**Listed entries**:
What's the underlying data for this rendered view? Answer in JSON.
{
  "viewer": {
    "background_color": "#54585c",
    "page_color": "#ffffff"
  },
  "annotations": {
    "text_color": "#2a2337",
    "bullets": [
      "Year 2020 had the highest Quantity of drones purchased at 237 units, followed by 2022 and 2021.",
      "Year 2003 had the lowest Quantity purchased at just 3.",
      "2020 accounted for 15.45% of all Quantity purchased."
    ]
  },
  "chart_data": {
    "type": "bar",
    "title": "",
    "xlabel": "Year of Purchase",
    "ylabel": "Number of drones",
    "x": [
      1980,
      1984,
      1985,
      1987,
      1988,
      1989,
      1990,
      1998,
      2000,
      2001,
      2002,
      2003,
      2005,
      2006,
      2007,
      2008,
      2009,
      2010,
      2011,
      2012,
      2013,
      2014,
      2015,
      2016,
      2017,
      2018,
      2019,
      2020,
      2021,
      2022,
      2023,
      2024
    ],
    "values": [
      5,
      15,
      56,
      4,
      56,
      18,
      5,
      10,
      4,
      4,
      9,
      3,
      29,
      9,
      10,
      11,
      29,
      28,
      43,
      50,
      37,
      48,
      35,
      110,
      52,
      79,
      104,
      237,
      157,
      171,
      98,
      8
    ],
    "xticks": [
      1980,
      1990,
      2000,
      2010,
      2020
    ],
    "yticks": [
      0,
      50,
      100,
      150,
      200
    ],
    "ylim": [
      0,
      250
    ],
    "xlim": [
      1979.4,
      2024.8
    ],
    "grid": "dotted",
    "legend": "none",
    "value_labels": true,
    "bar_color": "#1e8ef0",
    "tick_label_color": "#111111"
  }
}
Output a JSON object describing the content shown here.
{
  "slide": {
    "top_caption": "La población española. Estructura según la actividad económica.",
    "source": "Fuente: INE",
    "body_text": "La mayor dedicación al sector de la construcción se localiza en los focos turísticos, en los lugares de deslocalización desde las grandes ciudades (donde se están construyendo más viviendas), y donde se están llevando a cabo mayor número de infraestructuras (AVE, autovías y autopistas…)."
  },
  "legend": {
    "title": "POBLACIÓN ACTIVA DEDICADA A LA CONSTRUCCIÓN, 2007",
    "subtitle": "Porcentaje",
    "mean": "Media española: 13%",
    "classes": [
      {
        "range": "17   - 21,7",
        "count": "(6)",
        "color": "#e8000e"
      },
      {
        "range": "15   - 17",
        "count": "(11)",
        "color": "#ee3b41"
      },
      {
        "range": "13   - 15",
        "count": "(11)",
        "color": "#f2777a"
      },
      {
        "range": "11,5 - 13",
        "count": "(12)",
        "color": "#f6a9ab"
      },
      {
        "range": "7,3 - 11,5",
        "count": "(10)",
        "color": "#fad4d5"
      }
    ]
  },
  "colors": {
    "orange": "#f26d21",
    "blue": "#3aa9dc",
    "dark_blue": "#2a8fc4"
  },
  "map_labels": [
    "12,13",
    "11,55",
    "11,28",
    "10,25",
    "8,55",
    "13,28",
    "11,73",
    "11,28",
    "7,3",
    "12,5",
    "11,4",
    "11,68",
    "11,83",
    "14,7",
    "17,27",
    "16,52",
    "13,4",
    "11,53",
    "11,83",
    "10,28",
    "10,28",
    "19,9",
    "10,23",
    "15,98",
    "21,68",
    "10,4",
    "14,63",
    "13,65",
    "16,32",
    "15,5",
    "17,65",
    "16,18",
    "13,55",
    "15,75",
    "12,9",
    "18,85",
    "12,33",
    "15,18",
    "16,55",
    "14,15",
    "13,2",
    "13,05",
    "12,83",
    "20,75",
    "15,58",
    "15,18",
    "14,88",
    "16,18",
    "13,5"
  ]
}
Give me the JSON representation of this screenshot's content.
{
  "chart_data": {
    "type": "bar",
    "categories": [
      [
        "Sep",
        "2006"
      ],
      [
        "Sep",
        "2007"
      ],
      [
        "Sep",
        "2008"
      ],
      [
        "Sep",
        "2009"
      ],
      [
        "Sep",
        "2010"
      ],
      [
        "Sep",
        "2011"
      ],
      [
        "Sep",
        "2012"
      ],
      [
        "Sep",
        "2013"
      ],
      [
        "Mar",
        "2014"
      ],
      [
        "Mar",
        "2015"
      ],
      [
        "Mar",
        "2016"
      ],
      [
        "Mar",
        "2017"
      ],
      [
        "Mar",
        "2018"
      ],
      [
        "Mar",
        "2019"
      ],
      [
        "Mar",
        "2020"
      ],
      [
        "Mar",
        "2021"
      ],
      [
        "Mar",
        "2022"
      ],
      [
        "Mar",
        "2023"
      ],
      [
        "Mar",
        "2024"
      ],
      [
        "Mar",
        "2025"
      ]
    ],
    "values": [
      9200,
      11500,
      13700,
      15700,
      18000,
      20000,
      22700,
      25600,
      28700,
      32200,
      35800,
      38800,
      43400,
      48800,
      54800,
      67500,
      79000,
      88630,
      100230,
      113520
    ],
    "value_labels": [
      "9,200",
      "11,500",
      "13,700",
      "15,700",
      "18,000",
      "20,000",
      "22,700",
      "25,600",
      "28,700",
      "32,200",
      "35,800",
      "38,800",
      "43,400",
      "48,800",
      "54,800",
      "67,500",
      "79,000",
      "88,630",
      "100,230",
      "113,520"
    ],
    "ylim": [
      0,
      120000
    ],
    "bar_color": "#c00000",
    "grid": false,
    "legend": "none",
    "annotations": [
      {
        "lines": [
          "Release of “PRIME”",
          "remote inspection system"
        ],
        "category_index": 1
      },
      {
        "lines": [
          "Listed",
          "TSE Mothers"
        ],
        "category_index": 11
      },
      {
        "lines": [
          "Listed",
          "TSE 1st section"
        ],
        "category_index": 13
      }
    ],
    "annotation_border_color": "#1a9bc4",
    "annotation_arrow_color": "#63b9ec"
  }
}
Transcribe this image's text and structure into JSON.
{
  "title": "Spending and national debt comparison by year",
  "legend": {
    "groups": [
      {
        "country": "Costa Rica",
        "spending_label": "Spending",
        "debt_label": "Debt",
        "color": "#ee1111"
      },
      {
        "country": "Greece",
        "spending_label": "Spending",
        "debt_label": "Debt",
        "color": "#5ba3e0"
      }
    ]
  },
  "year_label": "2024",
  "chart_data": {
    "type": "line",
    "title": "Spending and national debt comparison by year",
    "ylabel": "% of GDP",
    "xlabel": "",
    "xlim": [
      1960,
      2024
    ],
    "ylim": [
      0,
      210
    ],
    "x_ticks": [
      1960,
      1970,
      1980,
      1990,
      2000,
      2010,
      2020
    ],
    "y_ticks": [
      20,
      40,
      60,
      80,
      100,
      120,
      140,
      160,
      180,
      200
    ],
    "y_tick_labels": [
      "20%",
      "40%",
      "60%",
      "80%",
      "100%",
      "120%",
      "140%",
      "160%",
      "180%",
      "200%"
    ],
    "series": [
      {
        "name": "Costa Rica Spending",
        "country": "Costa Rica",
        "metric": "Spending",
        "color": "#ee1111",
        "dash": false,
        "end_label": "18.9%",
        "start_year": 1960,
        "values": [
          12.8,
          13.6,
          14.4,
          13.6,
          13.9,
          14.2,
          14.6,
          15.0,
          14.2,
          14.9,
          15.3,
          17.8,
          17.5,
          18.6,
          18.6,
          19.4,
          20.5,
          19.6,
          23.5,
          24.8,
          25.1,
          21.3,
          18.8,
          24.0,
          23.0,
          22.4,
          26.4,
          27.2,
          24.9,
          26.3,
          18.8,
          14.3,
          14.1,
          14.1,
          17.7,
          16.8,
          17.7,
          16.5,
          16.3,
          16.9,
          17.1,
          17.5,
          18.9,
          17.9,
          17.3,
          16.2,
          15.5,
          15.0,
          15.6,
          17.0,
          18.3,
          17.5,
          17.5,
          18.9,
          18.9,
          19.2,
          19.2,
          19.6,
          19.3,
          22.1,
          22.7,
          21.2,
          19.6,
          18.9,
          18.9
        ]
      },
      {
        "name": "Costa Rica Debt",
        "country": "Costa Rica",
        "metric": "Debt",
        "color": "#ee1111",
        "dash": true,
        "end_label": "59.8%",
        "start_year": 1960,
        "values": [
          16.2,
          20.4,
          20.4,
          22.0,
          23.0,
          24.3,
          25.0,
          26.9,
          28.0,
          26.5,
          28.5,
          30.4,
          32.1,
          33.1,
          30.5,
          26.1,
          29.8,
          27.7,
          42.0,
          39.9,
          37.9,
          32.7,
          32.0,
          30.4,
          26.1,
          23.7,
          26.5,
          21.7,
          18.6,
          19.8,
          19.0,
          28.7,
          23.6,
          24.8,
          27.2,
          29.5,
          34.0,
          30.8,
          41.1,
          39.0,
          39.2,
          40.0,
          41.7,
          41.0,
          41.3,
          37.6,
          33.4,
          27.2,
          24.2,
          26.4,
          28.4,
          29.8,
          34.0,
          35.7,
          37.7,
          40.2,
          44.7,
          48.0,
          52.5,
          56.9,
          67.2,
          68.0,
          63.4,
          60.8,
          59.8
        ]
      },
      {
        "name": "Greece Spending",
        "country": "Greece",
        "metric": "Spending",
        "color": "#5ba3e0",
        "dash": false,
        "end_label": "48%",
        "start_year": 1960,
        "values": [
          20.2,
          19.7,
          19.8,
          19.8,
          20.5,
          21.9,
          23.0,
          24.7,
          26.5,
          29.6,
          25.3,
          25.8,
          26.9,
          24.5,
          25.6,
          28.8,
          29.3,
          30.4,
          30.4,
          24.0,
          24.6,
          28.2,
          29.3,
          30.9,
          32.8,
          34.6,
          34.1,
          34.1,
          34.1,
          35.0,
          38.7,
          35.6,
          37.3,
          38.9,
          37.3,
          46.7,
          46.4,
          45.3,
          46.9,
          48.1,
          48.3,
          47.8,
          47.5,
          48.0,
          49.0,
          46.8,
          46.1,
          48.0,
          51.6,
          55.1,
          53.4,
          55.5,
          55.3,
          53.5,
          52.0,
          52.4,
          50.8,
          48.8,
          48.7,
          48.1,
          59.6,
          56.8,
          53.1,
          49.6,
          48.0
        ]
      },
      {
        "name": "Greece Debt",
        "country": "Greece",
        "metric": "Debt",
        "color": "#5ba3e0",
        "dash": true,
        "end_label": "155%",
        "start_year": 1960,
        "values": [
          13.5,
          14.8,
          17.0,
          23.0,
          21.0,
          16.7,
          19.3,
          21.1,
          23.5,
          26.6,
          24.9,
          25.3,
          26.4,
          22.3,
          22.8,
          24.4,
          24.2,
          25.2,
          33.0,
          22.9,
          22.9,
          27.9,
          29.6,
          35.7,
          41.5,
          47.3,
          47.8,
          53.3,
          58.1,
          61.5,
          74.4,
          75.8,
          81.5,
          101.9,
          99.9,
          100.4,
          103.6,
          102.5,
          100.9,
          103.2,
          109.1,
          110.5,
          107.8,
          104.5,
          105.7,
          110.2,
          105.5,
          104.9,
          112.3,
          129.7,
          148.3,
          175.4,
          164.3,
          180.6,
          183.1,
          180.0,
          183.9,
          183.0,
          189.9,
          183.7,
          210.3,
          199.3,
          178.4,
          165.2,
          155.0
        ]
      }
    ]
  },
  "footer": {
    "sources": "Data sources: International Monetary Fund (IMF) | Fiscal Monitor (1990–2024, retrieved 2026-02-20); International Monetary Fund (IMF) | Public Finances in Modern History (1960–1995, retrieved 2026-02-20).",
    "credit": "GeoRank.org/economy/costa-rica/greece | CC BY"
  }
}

**Problem description**: Copy out every line from the material above in which the word "content" appears.

**Solution to the exercise**:
Output a JSON object describing the content shown here.
Give me the JSON representation of this screenshot's content.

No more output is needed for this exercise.